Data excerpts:
════════════════════
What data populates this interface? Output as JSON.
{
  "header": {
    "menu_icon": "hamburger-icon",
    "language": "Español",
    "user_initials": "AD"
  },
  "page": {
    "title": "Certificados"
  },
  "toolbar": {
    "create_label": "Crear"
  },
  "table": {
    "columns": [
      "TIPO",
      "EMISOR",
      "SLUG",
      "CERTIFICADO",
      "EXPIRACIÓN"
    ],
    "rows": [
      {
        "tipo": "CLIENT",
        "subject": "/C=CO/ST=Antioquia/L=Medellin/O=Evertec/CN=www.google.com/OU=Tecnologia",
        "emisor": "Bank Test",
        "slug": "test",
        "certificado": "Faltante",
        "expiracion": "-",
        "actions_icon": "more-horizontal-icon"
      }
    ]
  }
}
════════════════════
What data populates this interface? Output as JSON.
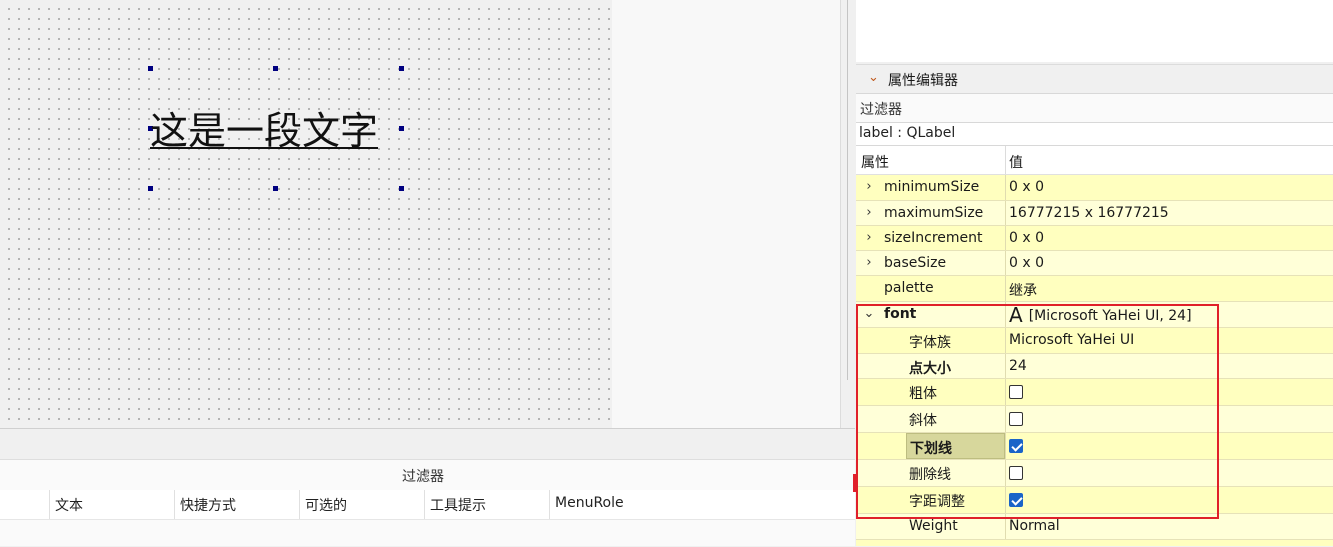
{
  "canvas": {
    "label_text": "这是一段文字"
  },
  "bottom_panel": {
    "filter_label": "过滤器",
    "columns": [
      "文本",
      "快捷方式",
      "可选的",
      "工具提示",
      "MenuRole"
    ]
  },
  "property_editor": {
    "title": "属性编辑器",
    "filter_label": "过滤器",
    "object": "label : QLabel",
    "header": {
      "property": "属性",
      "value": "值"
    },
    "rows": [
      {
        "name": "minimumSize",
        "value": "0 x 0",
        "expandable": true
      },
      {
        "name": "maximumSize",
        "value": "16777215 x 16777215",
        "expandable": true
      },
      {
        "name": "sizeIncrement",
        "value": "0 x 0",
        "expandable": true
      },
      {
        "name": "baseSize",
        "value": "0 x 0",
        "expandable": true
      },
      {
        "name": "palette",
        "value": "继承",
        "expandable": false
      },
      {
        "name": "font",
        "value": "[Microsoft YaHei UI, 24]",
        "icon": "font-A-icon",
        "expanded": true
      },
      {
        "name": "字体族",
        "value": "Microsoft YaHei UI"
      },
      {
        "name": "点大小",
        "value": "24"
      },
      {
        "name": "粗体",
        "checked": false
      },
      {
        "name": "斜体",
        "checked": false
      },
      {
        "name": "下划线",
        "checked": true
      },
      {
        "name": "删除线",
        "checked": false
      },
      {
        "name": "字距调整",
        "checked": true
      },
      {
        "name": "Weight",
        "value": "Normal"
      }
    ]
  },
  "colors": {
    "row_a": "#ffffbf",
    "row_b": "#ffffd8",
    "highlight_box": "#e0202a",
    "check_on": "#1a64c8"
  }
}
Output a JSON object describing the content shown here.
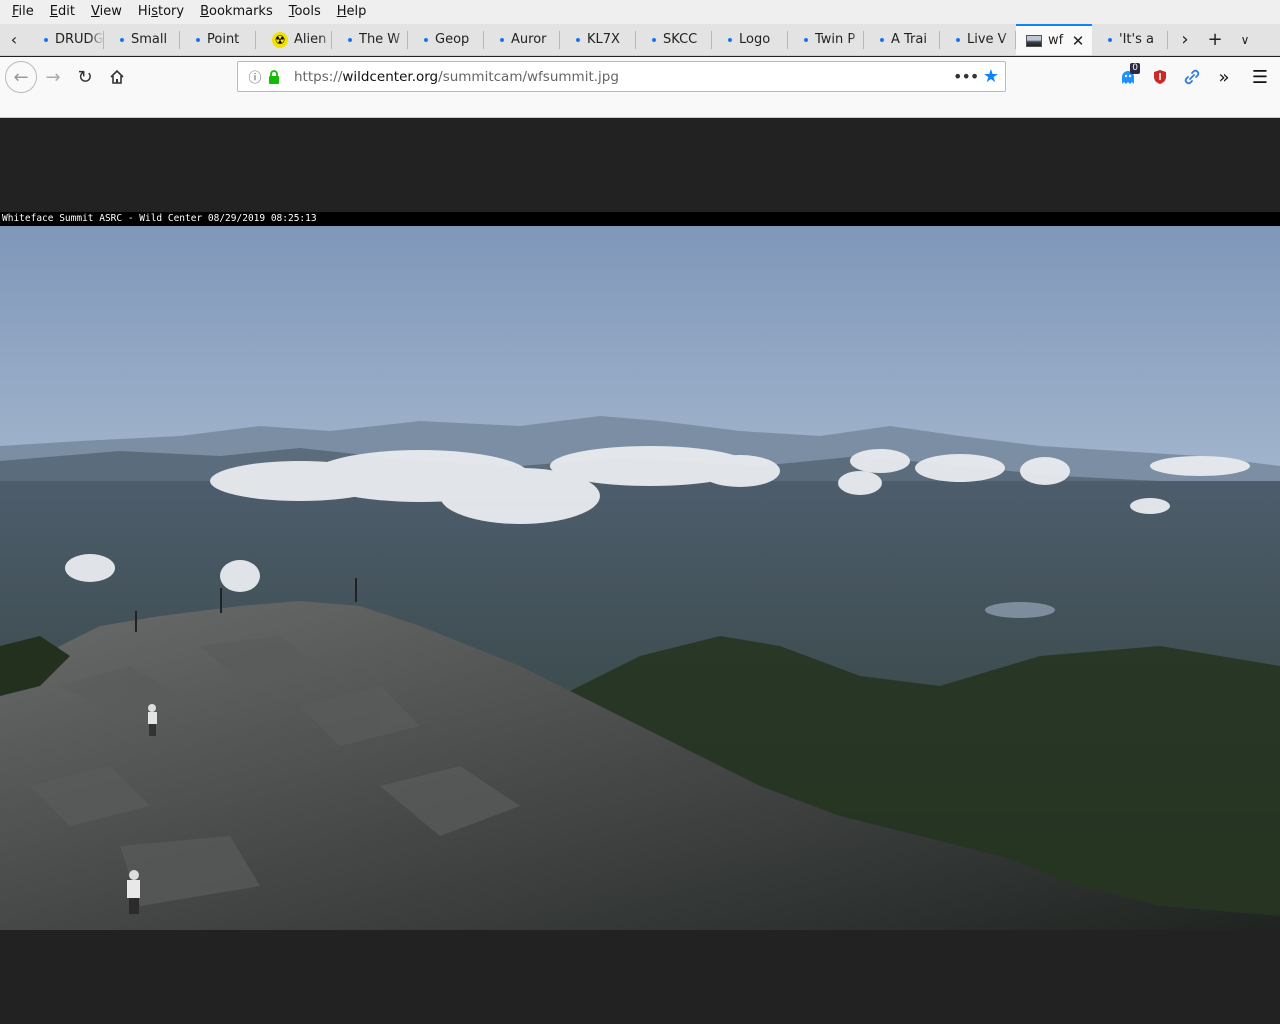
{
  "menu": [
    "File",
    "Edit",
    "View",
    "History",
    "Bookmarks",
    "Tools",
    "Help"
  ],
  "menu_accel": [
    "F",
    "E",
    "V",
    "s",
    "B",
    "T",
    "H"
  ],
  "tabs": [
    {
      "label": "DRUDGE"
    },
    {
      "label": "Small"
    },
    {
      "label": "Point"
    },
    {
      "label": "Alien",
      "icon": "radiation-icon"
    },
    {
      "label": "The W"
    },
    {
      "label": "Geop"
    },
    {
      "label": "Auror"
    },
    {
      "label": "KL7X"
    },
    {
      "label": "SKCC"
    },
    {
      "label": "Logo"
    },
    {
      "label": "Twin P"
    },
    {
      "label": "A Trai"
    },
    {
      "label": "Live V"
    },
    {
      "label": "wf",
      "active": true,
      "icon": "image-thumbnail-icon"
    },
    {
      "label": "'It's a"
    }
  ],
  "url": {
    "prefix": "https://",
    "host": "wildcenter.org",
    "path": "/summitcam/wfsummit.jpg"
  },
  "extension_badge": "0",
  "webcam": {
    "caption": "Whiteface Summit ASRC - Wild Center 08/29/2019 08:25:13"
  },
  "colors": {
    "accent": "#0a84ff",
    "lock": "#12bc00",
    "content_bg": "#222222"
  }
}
════════════════════
» Short exercise: Where a line above contains the string "object", copy that line.

» Correct output:
    "object": "label : QLabel",
Output a JSON object describing the content shown here.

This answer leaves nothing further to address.